§ The problem
Gather all lines in the entries below that include the word "公民權利和政治權利國際公約".

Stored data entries
★ ★ ★
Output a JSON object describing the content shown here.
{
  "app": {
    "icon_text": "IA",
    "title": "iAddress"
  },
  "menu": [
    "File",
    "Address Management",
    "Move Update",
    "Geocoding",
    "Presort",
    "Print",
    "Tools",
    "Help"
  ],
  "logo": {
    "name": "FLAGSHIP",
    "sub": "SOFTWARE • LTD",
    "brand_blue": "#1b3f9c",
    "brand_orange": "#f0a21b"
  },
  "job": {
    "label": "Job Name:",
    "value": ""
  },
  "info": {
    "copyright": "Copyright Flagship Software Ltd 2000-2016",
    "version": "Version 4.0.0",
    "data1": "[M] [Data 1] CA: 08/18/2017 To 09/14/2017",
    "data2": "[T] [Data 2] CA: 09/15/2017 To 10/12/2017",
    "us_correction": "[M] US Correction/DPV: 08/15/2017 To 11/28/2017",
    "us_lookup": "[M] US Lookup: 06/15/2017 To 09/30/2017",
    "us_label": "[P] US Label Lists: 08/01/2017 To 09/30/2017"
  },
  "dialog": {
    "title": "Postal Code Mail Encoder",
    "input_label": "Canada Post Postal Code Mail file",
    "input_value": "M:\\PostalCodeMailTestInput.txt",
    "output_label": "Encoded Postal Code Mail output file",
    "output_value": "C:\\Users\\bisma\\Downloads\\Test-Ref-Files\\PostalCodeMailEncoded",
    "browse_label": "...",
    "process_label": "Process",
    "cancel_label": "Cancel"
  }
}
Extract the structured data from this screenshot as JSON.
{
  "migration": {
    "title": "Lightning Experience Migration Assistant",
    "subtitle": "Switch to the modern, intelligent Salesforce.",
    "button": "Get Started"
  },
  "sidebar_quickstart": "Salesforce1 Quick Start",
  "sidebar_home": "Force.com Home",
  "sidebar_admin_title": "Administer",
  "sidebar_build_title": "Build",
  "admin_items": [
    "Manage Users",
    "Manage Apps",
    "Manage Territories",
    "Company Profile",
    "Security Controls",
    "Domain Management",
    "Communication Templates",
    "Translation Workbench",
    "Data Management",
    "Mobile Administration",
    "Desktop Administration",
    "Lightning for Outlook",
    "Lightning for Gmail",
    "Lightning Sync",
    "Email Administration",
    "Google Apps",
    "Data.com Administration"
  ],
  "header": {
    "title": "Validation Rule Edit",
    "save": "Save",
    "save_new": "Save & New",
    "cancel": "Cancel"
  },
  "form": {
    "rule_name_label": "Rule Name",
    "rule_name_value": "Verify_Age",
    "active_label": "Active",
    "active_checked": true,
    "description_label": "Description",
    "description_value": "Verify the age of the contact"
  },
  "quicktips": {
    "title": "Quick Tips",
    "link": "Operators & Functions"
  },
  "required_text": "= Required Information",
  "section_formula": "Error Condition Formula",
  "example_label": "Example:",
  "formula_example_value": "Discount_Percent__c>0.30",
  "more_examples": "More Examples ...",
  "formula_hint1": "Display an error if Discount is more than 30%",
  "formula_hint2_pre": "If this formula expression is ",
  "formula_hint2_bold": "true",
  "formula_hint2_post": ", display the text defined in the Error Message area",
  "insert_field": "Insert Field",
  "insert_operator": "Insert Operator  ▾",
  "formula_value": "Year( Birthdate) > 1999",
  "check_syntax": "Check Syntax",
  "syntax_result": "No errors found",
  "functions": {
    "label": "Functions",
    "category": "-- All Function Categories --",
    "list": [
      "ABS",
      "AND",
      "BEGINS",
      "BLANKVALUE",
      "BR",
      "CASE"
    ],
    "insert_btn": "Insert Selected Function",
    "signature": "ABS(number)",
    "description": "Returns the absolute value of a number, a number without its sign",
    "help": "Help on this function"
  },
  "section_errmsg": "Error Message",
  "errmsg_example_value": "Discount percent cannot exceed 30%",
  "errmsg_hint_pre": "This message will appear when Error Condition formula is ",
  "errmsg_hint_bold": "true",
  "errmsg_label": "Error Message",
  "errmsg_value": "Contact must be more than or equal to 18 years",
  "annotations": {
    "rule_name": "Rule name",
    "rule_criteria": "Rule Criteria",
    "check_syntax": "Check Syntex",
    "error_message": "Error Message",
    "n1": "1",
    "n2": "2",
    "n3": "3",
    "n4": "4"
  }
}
★ ★ ★
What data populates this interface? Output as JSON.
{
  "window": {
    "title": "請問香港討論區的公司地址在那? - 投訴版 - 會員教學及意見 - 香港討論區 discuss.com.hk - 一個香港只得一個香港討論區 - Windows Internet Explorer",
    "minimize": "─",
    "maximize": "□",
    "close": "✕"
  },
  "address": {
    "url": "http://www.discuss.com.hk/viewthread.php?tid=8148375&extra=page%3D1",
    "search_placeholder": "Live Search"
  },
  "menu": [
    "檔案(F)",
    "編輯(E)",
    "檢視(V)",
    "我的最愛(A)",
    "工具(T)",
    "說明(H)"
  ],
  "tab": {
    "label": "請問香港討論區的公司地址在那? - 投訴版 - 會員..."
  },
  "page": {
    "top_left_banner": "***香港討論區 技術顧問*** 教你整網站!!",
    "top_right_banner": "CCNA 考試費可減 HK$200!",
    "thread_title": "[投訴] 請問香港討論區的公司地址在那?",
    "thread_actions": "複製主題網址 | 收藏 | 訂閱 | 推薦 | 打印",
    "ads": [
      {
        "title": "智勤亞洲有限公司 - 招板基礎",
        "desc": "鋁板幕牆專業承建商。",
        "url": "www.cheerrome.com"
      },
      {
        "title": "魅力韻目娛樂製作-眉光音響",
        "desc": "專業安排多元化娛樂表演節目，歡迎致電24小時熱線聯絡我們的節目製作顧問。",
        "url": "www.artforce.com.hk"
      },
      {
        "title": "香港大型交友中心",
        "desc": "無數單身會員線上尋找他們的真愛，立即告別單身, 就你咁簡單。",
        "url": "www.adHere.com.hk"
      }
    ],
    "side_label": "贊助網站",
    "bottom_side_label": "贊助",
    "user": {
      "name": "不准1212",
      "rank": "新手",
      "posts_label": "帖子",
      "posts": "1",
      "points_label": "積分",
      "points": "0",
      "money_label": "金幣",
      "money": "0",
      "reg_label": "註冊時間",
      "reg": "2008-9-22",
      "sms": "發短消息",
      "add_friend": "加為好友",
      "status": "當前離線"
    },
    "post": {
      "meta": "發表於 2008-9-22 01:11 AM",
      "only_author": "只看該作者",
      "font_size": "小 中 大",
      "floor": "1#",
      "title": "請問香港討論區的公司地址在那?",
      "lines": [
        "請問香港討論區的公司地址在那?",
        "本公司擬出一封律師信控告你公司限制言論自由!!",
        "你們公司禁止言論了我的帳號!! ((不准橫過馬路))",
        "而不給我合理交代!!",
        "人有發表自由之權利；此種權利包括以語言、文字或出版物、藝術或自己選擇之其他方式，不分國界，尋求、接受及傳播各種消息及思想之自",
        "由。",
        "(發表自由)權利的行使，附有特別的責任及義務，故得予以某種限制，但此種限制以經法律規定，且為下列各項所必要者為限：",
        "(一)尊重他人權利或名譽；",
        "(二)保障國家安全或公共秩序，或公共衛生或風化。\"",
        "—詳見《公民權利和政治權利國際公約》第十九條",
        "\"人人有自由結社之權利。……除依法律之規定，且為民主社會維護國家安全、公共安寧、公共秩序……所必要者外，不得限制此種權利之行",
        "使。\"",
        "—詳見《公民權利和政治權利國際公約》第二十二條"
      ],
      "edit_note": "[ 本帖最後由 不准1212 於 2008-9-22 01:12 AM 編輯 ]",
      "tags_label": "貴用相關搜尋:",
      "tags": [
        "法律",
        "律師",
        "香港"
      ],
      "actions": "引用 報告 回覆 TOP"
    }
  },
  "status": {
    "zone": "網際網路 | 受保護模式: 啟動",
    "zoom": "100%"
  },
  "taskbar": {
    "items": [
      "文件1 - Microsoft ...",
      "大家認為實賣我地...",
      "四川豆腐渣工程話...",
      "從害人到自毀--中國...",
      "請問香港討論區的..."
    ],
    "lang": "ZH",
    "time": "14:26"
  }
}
★ ★ ★
§ Response to the task
        "—詳見《公民權利和政治權利國際公約》第十九條",
        "—詳見《公民權利和政治權利國際公約》第二十二條"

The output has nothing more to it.